▸ Instructions for the task
Write out each entry again. Keep every word exactly as it is.

* Start Data to process *

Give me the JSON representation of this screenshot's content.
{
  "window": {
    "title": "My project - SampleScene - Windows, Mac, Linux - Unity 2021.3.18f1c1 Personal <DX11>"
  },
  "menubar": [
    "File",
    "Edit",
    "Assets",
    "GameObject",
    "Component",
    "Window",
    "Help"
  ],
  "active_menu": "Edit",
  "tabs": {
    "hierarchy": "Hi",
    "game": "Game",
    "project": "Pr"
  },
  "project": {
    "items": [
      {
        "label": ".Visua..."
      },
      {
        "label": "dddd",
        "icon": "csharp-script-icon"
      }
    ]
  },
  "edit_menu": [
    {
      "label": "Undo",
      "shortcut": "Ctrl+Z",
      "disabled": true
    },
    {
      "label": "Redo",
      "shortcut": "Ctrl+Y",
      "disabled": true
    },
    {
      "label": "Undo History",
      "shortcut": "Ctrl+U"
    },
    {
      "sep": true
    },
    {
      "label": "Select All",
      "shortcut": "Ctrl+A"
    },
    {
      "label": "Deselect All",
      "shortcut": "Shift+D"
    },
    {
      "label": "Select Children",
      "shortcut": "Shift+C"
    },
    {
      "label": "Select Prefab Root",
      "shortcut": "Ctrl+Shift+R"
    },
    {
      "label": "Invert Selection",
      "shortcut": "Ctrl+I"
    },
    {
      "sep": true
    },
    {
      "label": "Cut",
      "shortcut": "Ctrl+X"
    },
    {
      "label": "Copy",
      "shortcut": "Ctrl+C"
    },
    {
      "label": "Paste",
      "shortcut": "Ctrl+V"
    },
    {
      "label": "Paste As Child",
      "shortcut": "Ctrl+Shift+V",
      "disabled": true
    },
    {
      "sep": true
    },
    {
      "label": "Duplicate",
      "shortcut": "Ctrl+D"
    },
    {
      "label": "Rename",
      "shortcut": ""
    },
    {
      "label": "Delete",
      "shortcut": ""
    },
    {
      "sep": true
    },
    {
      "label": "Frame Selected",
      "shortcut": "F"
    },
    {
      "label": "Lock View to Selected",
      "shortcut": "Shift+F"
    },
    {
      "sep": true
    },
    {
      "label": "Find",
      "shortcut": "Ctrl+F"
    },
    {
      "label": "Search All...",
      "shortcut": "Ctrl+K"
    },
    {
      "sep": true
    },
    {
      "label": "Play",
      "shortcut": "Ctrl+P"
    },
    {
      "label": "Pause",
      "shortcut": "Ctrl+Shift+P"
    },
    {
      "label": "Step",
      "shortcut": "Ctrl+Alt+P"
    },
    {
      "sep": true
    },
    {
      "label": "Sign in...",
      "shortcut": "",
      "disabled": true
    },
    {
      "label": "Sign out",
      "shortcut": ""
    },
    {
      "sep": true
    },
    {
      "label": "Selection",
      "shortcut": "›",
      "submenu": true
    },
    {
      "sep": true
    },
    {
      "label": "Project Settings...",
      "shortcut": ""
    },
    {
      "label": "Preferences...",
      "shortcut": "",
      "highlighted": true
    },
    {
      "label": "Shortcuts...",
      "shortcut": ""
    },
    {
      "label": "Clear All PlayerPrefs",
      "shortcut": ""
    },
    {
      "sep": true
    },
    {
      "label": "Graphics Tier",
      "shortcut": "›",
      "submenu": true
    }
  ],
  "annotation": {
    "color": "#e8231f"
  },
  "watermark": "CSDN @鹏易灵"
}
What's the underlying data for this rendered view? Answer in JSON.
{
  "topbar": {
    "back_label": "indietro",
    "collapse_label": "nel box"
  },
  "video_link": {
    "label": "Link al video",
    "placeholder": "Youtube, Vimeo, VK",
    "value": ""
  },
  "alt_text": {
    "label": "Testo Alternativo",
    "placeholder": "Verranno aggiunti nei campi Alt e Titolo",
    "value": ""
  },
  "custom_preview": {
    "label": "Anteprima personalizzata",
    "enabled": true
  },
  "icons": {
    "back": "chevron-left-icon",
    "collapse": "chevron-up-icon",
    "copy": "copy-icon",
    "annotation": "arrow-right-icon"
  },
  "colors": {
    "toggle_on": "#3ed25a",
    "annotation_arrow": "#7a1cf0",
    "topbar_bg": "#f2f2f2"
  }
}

* End Data to process *

▸ Complete output
Give me the JSON representation of this screenshot's content.
{
  "window": {
    "title": "My project - SampleScene - Windows, Mac, Linux - Unity 2021.3.18f1c1 Personal <DX11>"
  },
  "menubar": [
    "File",
    "Edit",
    "Assets",
    "GameObject",
    "Component",
    "Window",
    "Help"
  ],
  "active_menu": "Edit",
  "tabs": {
    "hierarchy": "Hi",
    "game": "Game",
    "project": "Pr"
  },
  "project": {
    "items": [
      {
        "label": ".Visua..."
      },
      {
        "label": "dddd",
        "icon": "csharp-script-icon"
      }
    ]
  },
  "edit_menu": [
    {
      "label": "Undo",
      "shortcut": "Ctrl+Z",
      "disabled": true
    },
    {
      "label": "Redo",
      "shortcut": "Ctrl+Y",
      "disabled": true
    },
    {
      "label": "Undo History",
      "shortcut": "Ctrl+U"
    },
    {
      "sep": true
    },
    {
      "label": "Select All",
      "shortcut": "Ctrl+A"
    },
    {
      "label": "Deselect All",
      "shortcut": "Shift+D"
    },
    {
      "label": "Select Children",
      "shortcut": "Shift+C"
    },
    {
      "label": "Select Prefab Root",
      "shortcut": "Ctrl+Shift+R"
    },
    {
      "label": "Invert Selection",
      "shortcut": "Ctrl+I"
    },
    {
      "sep": true
    },
    {
      "label": "Cut",
      "shortcut": "Ctrl+X"
    },
    {
      "label": "Copy",
      "shortcut": "Ctrl+C"
    },
    {
      "label": "Paste",
      "shortcut": "Ctrl+V"
    },
    {
      "label": "Paste As Child",
      "shortcut": "Ctrl+Shift+V",
      "disabled": true
    },
    {
      "sep": true
    },
    {
      "label": "Duplicate",
      "shortcut": "Ctrl+D"
    },
    {
      "label": "Rename",
      "shortcut": ""
    },
    {
      "label": "Delete",
      "shortcut": ""
    },
    {
      "sep": true
    },
    {
      "label": "Frame Selected",
      "shortcut": "F"
    },
    {
      "label": "Lock View to Selected",
      "shortcut": "Shift+F"
    },
    {
      "sep": true
    },
    {
      "label": "Find",
      "shortcut": "Ctrl+F"
    },
    {
      "label": "Search All...",
      "shortcut": "Ctrl+K"
    },
    {
      "sep": true
    },
    {
      "label": "Play",
      "shortcut": "Ctrl+P"
    },
    {
      "label": "Pause",
      "shortcut": "Ctrl+Shift+P"
    },
    {
      "label": "Step",
      "shortcut": "Ctrl+Alt+P"
    },
    {
      "sep": true
    },
    {
      "label": "Sign in...",
      "shortcut": "",
      "disabled": true
    },
    {
      "label": "Sign out",
      "shortcut": ""
    },
    {
      "sep": true
    },
    {
      "label": "Selection",
      "shortcut": "›",
      "submenu": true
    },
    {
      "sep": true
    },
    {
      "label": "Project Settings...",
      "shortcut": ""
    },
    {
      "label": "Preferences...",
      "shortcut": "",
      "highlighted": true
    },
    {
      "label": "Shortcuts...",
      "shortcut": ""
    },
    {
      "label": "Clear All PlayerPrefs",
      "shortcut": ""
    },
    {
      "sep": true
    },
    {
      "label": "Graphics Tier",
      "shortcut": "›",
      "submenu": true
    }
  ],
  "annotation": {
    "color": "#e8231f"
  },
  "watermark": "CSDN @鹏易灵"
}
What's the underlying data for this rendered view? Answer in JSON.
{
  "topbar": {
    "back_label": "indietro",
    "collapse_label": "nel box"
  },
  "video_link": {
    "label": "Link al video",
    "placeholder": "Youtube, Vimeo, VK",
    "value": ""
  },
  "alt_text": {
    "label": "Testo Alternativo",
    "placeholder": "Verranno aggiunti nei campi Alt e Titolo",
    "value": ""
  },
  "custom_preview": {
    "label": "Anteprima personalizzata",
    "enabled": true
  },
  "icons": {
    "back": "chevron-left-icon",
    "collapse": "chevron-up-icon",
    "copy": "copy-icon",
    "annotation": "arrow-right-icon"
  },
  "colors": {
    "toggle_on": "#3ed25a",
    "annotation_arrow": "#7a1cf0",
    "topbar_bg": "#f2f2f2"
  }
}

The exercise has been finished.